- _Job_:
Give back all the data exactly, line by line.
BEGIN Material for this exercise
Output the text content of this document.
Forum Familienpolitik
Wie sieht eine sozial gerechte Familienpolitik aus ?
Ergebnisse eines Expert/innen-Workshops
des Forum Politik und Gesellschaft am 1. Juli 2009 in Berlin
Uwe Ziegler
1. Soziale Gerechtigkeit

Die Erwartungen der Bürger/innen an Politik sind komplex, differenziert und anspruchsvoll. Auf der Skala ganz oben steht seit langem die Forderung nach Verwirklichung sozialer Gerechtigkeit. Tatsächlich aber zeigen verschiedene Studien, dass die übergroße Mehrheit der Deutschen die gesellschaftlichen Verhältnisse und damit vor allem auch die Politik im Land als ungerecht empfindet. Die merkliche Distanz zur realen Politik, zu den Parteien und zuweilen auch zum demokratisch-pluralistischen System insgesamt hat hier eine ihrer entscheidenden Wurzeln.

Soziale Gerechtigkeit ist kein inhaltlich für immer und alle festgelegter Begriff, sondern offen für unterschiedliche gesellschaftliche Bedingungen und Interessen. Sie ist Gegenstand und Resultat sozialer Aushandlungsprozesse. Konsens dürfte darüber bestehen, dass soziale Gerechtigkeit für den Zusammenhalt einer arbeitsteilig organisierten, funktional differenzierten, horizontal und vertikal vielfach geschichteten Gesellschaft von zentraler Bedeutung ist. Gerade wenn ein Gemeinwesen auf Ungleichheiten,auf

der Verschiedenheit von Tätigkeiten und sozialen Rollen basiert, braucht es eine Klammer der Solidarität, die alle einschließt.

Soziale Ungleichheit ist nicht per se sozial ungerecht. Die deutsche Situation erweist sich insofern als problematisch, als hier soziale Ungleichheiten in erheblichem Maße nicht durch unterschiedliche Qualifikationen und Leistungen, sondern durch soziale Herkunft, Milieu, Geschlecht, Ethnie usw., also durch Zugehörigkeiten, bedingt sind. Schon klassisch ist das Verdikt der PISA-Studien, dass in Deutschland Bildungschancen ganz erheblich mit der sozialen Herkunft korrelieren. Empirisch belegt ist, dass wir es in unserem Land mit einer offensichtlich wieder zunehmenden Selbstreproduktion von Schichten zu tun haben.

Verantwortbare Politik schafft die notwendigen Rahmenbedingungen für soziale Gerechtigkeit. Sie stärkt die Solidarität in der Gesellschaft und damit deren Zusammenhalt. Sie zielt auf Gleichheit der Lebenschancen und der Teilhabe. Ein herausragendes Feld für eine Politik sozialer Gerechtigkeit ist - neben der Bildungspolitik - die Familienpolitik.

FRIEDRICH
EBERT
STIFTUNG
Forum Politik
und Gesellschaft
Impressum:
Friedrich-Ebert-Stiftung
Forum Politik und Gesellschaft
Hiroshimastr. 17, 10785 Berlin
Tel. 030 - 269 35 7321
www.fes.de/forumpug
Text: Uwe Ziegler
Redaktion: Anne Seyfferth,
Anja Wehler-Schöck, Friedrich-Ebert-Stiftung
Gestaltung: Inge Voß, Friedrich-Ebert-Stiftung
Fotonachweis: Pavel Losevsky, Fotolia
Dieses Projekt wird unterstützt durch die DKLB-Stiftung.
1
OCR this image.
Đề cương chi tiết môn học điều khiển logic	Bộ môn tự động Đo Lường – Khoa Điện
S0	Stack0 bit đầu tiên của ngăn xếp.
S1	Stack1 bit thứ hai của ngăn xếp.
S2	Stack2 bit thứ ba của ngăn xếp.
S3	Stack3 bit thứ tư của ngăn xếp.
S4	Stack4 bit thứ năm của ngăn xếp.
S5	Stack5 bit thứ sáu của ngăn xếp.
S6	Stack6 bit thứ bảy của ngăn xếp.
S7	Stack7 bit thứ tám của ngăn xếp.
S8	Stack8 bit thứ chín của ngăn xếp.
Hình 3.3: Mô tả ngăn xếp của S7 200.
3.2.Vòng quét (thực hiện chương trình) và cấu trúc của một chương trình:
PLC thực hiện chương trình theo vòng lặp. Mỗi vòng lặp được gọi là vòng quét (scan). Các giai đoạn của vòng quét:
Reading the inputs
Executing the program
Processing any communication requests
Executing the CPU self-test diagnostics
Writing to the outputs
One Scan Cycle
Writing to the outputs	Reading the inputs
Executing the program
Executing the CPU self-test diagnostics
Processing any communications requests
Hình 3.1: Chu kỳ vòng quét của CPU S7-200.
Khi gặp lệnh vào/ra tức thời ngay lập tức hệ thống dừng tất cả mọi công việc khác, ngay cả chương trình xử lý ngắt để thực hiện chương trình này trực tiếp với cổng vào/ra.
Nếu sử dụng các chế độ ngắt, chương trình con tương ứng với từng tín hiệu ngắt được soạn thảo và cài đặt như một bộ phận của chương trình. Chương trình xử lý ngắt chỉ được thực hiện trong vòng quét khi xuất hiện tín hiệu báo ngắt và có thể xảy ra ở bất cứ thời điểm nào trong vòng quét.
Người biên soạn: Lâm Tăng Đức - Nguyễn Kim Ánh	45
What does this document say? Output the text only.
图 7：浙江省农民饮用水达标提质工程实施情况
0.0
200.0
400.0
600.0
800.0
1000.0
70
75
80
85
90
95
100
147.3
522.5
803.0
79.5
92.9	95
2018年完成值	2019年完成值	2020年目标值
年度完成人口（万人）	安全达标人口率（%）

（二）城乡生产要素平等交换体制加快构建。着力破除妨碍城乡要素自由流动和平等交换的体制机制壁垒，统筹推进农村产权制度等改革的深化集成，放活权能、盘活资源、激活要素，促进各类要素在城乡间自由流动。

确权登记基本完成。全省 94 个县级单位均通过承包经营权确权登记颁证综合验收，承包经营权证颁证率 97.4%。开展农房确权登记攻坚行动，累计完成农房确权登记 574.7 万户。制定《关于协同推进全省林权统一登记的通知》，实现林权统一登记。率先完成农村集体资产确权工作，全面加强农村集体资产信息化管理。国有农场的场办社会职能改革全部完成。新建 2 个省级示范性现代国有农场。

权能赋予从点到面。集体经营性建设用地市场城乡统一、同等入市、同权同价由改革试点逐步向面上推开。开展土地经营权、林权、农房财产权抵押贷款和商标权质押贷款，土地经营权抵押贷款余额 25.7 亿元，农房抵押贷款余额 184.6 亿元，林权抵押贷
END Material for this exercise
- _Task result_:
Output the text content of this document.
Forum Familienpolitik
Wie sieht eine sozial gerechte Familienpolitik aus ?
Ergebnisse eines Expert/innen-Workshops
des Forum Politik und Gesellschaft am 1. Juli 2009 in Berlin
Uwe Ziegler
1. Soziale Gerechtigkeit

Die Erwartungen der Bürger/innen an Politik sind komplex, differenziert und anspruchsvoll. Auf der Skala ganz oben steht seit langem die Forderung nach Verwirklichung sozialer Gerechtigkeit. Tatsächlich aber zeigen verschiedene Studien, dass die übergroße Mehrheit der Deutschen die gesellschaftlichen Verhältnisse und damit vor allem auch die Politik im Land als ungerecht empfindet. Die merkliche Distanz zur realen Politik, zu den Parteien und zuweilen auch zum demokratisch-pluralistischen System insgesamt hat hier eine ihrer entscheidenden Wurzeln.

Soziale Gerechtigkeit ist kein inhaltlich für immer und alle festgelegter Begriff, sondern offen für unterschiedliche gesellschaftliche Bedingungen und Interessen. Sie ist Gegenstand und Resultat sozialer Aushandlungsprozesse. Konsens dürfte darüber bestehen, dass soziale Gerechtigkeit für den Zusammenhalt einer arbeitsteilig organisierten, funktional differenzierten, horizontal und vertikal vielfach geschichteten Gesellschaft von zentraler Bedeutung ist. Gerade wenn ein Gemeinwesen auf Ungleichheiten,auf

der Verschiedenheit von Tätigkeiten und sozialen Rollen basiert, braucht es eine Klammer der Solidarität, die alle einschließt.

Soziale Ungleichheit ist nicht per se sozial ungerecht. Die deutsche Situation erweist sich insofern als problematisch, als hier soziale Ungleichheiten in erheblichem Maße nicht durch unterschiedliche Qualifikationen und Leistungen, sondern durch soziale Herkunft, Milieu, Geschlecht, Ethnie usw., also durch Zugehörigkeiten, bedingt sind. Schon klassisch ist das Verdikt der PISA-Studien, dass in Deutschland Bildungschancen ganz erheblich mit der sozialen Herkunft korrelieren. Empirisch belegt ist, dass wir es in unserem Land mit einer offensichtlich wieder zunehmenden Selbstreproduktion von Schichten zu tun haben.

Verantwortbare Politik schafft die notwendigen Rahmenbedingungen für soziale Gerechtigkeit. Sie stärkt die Solidarität in der Gesellschaft und damit deren Zusammenhalt. Sie zielt auf Gleichheit der Lebenschancen und der Teilhabe. Ein herausragendes Feld für eine Politik sozialer Gerechtigkeit ist - neben der Bildungspolitik - die Familienpolitik.

FRIEDRICH
EBERT
STIFTUNG
Forum Politik
und Gesellschaft
Impressum:
Friedrich-Ebert-Stiftung
Forum Politik und Gesellschaft
Hiroshimastr. 17, 10785 Berlin
Tel. 030 - 269 35 7321
www.fes.de/forumpug
Text: Uwe Ziegler
Redaktion: Anne Seyfferth,
Anja Wehler-Schöck, Friedrich-Ebert-Stiftung
Gestaltung: Inge Voß, Friedrich-Ebert-Stiftung
Fotonachweis: Pavel Losevsky, Fotolia
Dieses Projekt wird unterstützt durch die DKLB-Stiftung.
1
OCR this image.
Đề cương chi tiết môn học điều khiển logic	Bộ môn tự động Đo Lường – Khoa Điện
S0	Stack0 bit đầu tiên của ngăn xếp.
S1	Stack1 bit thứ hai của ngăn xếp.
S2	Stack2 bit thứ ba của ngăn xếp.
S3	Stack3 bit thứ tư của ngăn xếp.
S4	Stack4 bit thứ năm của ngăn xếp.
S5	Stack5 bit thứ sáu của ngăn xếp.
S6	Stack6 bit thứ bảy của ngăn xếp.
S7	Stack7 bit thứ tám của ngăn xếp.
S8	Stack8 bit thứ chín của ngăn xếp.
Hình 3.3: Mô tả ngăn xếp của S7 200.
3.2.Vòng quét (thực hiện chương trình) và cấu trúc của một chương trình:
PLC thực hiện chương trình theo vòng lặp. Mỗi vòng lặp được gọi là vòng quét (scan). Các giai đoạn của vòng quét:
Reading the inputs
Executing the program
Processing any communication requests
Executing the CPU self-test diagnostics
Writing to the outputs
One Scan Cycle
Writing to the outputs	Reading the inputs
Executing the program
Executing the CPU self-test diagnostics
Processing any communications requests
Hình 3.1: Chu kỳ vòng quét của CPU S7-200.
Khi gặp lệnh vào/ra tức thời ngay lập tức hệ thống dừng tất cả mọi công việc khác, ngay cả chương trình xử lý ngắt để thực hiện chương trình này trực tiếp với cổng vào/ra.
Nếu sử dụng các chế độ ngắt, chương trình con tương ứng với từng tín hiệu ngắt được soạn thảo và cài đặt như một bộ phận của chương trình. Chương trình xử lý ngắt chỉ được thực hiện trong vòng quét khi xuất hiện tín hiệu báo ngắt và có thể xảy ra ở bất cứ thời điểm nào trong vòng quét.
Người biên soạn: Lâm Tăng Đức - Nguyễn Kim Ánh	45
What does this document say? Output the text only.
图 7：浙江省农民饮用水达标提质工程实施情况
0.0
200.0
400.0
600.0
800.0
1000.0
70
75
80
85
90
95
100
147.3
522.5
803.0
79.5
92.9	95
2018年完成值	2019年完成值	2020年目标值
年度完成人口（万人）	安全达标人口率（%）

（二）城乡生产要素平等交换体制加快构建。着力破除妨碍城乡要素自由流动和平等交换的体制机制壁垒，统筹推进农村产权制度等改革的深化集成，放活权能、盘活资源、激活要素，促进各类要素在城乡间自由流动。

确权登记基本完成。全省 94 个县级单位均通过承包经营权确权登记颁证综合验收，承包经营权证颁证率 97.4%。开展农房确权登记攻坚行动，累计完成农房确权登记 574.7 万户。制定《关于协同推进全省林权统一登记的通知》，实现林权统一登记。率先完成农村集体资产确权工作，全面加强农村集体资产信息化管理。国有农场的场办社会职能改革全部完成。新建 2 个省级示范性现代国有农场。

权能赋予从点到面。集体经营性建设用地市场城乡统一、同等入市、同权同价由改革试点逐步向面上推开。开展土地经营权、林权、农房财产权抵押贷款和商标权质押贷款，土地经营权抵押贷款余额 25.7 亿元，农房抵押贷款余额 184.6 亿元，林权抵押贷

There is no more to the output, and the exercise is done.